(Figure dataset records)

....

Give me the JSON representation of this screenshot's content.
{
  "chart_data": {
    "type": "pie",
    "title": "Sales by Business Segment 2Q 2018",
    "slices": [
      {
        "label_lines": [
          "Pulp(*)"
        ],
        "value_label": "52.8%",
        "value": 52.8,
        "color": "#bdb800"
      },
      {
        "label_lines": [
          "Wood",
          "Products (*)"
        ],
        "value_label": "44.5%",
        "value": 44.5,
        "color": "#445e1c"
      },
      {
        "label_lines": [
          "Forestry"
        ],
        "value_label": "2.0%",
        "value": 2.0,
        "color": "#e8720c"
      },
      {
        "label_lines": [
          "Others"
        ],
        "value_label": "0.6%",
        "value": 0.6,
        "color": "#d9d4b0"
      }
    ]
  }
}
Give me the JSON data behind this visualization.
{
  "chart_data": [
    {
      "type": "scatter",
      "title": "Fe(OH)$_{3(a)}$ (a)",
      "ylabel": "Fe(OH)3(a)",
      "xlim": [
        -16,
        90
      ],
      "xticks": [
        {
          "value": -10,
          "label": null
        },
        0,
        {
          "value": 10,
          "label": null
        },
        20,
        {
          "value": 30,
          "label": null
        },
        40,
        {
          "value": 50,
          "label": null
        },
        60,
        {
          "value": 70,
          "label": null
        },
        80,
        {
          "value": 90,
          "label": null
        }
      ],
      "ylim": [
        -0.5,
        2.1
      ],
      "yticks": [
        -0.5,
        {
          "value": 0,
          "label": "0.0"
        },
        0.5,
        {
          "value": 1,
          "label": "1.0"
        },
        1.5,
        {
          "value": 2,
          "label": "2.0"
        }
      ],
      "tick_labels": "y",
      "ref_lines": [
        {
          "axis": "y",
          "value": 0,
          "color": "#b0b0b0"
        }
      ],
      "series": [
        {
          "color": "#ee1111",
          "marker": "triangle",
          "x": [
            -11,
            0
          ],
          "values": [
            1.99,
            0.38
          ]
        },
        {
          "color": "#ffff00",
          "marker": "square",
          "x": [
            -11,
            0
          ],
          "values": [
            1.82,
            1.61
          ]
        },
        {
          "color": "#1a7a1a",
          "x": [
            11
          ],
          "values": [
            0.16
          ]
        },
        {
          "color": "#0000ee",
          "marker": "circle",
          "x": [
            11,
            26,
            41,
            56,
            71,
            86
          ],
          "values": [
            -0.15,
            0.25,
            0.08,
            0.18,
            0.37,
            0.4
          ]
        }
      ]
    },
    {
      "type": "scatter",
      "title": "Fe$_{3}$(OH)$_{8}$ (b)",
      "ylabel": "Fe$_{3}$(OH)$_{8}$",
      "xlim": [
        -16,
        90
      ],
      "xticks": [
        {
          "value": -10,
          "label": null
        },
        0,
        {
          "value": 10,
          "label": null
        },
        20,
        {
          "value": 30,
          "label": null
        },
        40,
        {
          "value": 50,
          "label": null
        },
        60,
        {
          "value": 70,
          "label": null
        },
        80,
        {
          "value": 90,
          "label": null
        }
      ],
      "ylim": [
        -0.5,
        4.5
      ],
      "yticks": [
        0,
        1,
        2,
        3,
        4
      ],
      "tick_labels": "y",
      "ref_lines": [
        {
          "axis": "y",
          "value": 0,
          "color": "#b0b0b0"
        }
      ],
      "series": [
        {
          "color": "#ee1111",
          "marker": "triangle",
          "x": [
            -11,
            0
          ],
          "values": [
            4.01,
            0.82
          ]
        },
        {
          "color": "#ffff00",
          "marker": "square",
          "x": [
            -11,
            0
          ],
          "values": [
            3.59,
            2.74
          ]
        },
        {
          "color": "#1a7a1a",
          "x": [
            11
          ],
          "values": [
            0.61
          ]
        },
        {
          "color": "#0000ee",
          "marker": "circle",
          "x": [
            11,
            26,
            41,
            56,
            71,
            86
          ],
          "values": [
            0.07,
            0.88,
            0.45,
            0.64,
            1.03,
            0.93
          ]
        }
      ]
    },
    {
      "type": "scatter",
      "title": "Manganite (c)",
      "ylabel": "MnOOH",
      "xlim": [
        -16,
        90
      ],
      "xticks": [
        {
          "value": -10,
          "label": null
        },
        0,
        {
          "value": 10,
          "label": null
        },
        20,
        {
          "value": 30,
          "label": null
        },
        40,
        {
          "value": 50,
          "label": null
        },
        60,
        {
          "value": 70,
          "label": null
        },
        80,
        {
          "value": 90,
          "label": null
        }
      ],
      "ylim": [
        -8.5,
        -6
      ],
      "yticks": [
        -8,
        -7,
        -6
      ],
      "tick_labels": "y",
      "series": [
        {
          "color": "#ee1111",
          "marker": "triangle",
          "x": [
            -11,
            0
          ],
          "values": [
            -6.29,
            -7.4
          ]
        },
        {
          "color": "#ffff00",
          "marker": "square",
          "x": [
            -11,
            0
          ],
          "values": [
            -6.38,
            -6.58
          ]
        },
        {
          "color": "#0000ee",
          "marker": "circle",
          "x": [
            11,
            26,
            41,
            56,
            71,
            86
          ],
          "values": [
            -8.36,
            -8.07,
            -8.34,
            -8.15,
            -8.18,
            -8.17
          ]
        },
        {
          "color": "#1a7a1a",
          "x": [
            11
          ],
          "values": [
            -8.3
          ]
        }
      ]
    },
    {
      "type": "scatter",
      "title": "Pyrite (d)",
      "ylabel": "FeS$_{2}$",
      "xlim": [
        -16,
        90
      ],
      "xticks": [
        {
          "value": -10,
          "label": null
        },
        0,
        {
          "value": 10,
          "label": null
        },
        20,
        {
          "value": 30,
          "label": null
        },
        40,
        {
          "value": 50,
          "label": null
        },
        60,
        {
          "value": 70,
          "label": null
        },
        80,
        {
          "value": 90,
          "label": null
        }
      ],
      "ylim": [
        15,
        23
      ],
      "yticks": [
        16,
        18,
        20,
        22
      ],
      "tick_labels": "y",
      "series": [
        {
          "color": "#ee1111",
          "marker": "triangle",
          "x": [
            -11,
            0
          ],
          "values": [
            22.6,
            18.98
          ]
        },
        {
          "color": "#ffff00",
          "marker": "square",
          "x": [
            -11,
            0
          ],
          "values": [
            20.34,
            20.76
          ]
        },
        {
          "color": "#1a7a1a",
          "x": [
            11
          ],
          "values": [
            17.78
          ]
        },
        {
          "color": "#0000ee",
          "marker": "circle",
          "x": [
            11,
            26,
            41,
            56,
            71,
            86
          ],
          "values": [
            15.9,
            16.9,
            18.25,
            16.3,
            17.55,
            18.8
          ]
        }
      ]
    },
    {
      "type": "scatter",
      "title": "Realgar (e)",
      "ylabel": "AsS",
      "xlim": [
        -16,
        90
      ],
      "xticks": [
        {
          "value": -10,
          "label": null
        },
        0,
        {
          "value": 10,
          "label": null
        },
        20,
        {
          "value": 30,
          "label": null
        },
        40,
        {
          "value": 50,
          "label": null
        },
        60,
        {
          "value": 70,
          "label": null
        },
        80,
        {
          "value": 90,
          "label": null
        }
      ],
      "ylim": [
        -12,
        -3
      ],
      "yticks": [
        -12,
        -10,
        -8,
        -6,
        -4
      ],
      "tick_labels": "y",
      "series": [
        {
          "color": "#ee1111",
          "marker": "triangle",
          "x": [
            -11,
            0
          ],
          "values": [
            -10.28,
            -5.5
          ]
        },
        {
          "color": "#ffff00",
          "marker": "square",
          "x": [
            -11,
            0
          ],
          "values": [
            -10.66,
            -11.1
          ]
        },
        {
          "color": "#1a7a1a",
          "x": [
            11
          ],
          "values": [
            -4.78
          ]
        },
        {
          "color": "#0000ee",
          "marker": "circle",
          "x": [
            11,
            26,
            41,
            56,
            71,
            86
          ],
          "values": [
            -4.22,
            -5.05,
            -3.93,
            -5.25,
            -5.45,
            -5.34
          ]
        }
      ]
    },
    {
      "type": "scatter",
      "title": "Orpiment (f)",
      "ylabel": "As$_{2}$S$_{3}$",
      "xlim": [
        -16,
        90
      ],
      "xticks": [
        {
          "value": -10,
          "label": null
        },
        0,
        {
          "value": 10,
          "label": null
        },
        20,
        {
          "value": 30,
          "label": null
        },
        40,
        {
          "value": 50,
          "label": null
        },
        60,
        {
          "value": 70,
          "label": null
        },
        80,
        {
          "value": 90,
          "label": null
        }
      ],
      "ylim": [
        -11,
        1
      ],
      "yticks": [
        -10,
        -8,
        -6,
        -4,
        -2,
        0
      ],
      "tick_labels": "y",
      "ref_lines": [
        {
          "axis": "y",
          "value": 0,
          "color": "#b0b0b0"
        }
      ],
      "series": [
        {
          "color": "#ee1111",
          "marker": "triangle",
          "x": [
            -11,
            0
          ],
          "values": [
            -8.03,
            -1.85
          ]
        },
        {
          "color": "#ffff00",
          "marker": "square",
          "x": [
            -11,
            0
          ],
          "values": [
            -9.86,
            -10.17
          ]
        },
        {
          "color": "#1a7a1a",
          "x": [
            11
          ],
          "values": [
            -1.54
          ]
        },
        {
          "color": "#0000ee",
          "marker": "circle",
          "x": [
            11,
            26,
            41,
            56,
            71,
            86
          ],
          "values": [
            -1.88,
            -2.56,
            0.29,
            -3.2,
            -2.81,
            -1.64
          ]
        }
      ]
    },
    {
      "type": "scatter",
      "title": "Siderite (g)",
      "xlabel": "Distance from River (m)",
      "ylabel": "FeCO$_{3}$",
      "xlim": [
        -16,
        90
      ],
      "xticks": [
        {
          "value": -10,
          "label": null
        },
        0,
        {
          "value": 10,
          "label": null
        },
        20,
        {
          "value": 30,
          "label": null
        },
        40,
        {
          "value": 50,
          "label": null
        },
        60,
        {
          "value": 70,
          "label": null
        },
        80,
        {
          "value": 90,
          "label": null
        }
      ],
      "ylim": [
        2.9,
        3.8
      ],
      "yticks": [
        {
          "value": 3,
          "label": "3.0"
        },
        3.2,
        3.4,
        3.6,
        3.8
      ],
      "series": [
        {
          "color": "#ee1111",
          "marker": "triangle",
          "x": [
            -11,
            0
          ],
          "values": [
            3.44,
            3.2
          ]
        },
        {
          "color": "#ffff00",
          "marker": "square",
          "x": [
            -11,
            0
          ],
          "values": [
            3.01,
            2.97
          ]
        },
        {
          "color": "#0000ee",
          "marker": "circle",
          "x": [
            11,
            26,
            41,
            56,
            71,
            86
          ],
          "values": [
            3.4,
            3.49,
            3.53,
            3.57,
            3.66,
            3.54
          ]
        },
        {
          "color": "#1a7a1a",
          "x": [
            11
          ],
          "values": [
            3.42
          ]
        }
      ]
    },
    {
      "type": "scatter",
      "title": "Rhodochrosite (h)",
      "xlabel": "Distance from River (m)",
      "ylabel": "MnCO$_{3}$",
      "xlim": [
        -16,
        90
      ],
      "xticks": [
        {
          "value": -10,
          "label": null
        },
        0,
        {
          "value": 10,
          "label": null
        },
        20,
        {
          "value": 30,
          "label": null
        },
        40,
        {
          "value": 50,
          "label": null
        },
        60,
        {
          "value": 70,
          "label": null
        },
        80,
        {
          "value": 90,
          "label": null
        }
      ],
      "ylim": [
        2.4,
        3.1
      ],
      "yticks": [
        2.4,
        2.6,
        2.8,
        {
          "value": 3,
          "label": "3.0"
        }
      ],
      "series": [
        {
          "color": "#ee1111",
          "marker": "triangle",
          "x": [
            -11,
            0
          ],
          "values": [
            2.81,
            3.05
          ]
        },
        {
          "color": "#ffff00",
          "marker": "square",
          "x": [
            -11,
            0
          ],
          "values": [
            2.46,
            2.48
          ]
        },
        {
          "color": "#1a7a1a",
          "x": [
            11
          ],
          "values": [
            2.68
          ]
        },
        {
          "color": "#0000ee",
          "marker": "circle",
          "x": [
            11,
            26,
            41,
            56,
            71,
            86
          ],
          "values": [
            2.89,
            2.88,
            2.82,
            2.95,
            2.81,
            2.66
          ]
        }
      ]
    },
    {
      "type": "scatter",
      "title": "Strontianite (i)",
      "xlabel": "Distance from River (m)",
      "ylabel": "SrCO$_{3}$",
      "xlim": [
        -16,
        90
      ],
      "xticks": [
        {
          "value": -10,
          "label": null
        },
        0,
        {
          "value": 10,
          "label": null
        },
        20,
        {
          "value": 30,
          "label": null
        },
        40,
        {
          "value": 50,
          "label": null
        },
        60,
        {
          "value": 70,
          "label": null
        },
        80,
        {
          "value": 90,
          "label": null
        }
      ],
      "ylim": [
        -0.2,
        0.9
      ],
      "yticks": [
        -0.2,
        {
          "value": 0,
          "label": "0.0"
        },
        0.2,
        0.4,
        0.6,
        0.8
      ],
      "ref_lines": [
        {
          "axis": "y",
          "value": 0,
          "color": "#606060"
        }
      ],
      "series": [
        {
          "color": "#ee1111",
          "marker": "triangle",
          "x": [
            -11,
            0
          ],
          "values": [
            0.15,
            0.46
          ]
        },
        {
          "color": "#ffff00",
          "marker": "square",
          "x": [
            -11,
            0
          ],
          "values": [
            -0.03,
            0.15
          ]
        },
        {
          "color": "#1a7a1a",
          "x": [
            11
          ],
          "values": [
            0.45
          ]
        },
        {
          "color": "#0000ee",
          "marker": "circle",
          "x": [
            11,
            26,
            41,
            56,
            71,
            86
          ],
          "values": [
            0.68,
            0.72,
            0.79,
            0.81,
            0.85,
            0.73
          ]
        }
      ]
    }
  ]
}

....

## Job
Your task is to gather every line with the word "title" and copy it.

## Output
    "title": "Sales by Business Segment 2Q 2018",
      "title": "Fe(OH)$_{3(a)}$ (a)",
      "title": "Fe$_{3}$(OH)$_{8}$ (b)",
      "title": "Manganite (c)",
      "title": "Pyrite (d)",
      "title": "Realgar (e)",
      "title": "Orpiment (f)",
      "title": "Siderite (g)",
      "title": "Rhodochrosite (h)",
      "title": "Strontianite (i)",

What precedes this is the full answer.